- _Task_:
Keep the pictures out of the copy and repeat the records exactly.

- _Working data_:
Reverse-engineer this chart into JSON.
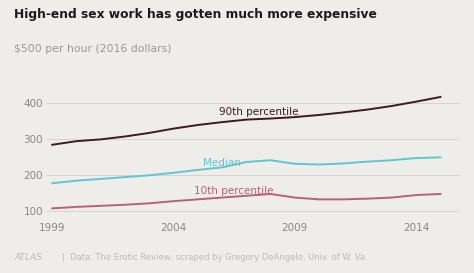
{
  "title": "High-end sex work has gotten much more expensive",
  "subtitle": "$500 per hour (2016 dollars)",
  "footer_left": "ATLAS",
  "footer_right": "Data: The Erotic Review, scraped by Gregory DeAngelo, Univ. of W. Va.",
  "years": [
    1999,
    2000,
    2001,
    2002,
    2003,
    2004,
    2005,
    2006,
    2007,
    2008,
    2009,
    2010,
    2011,
    2012,
    2013,
    2014,
    2015
  ],
  "p90": [
    285,
    295,
    300,
    308,
    318,
    330,
    340,
    348,
    355,
    358,
    362,
    368,
    375,
    383,
    393,
    405,
    418
  ],
  "median": [
    178,
    185,
    190,
    195,
    200,
    207,
    215,
    222,
    237,
    242,
    232,
    230,
    233,
    238,
    242,
    248,
    250
  ],
  "p10": [
    108,
    112,
    115,
    118,
    122,
    128,
    133,
    138,
    143,
    148,
    138,
    133,
    133,
    135,
    138,
    145,
    148
  ],
  "p90_color": "#3d1a24",
  "median_color": "#5bc8d0",
  "p10_color": "#b8607a",
  "bg_color": "#efede9",
  "grid_color": "#d8d4cc",
  "title_color": "#1a1a1a",
  "subtitle_color": "#999999",
  "footer_color": "#bbbbbb",
  "label_90": "90th percentile",
  "label_median": "Median",
  "label_10": "10th percentile",
  "ylim": [
    80,
    460
  ],
  "yticks": [
    100,
    200,
    300,
    400
  ],
  "xticks": [
    1999,
    2004,
    2009,
    2014
  ]
}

- _Task response_:
Reverse-engineer this chart into JSON.
{
  "title": "High-end sex work has gotten much more expensive",
  "subtitle": "$500 per hour (2016 dollars)",
  "footer_left": "ATLAS",
  "footer_right": "Data: The Erotic Review, scraped by Gregory DeAngelo, Univ. of W. Va.",
  "years": [
    1999,
    2000,
    2001,
    2002,
    2003,
    2004,
    2005,
    2006,
    2007,
    2008,
    2009,
    2010,
    2011,
    2012,
    2013,
    2014,
    2015
  ],
  "p90": [
    285,
    295,
    300,
    308,
    318,
    330,
    340,
    348,
    355,
    358,
    362,
    368,
    375,
    383,
    393,
    405,
    418
  ],
  "median": [
    178,
    185,
    190,
    195,
    200,
    207,
    215,
    222,
    237,
    242,
    232,
    230,
    233,
    238,
    242,
    248,
    250
  ],
  "p10": [
    108,
    112,
    115,
    118,
    122,
    128,
    133,
    138,
    143,
    148,
    138,
    133,
    133,
    135,
    138,
    145,
    148
  ],
  "p90_color": "#3d1a24",
  "median_color": "#5bc8d0",
  "p10_color": "#b8607a",
  "bg_color": "#efede9",
  "grid_color": "#d8d4cc",
  "title_color": "#1a1a1a",
  "subtitle_color": "#999999",
  "footer_color": "#bbbbbb",
  "label_90": "90th percentile",
  "label_median": "Median",
  "label_10": "10th percentile",
  "ylim": [
    80,
    460
  ],
  "yticks": [
    100,
    200,
    300,
    400
  ],
  "xticks": [
    1999,
    2004,
    2009,
    2014
  ]
}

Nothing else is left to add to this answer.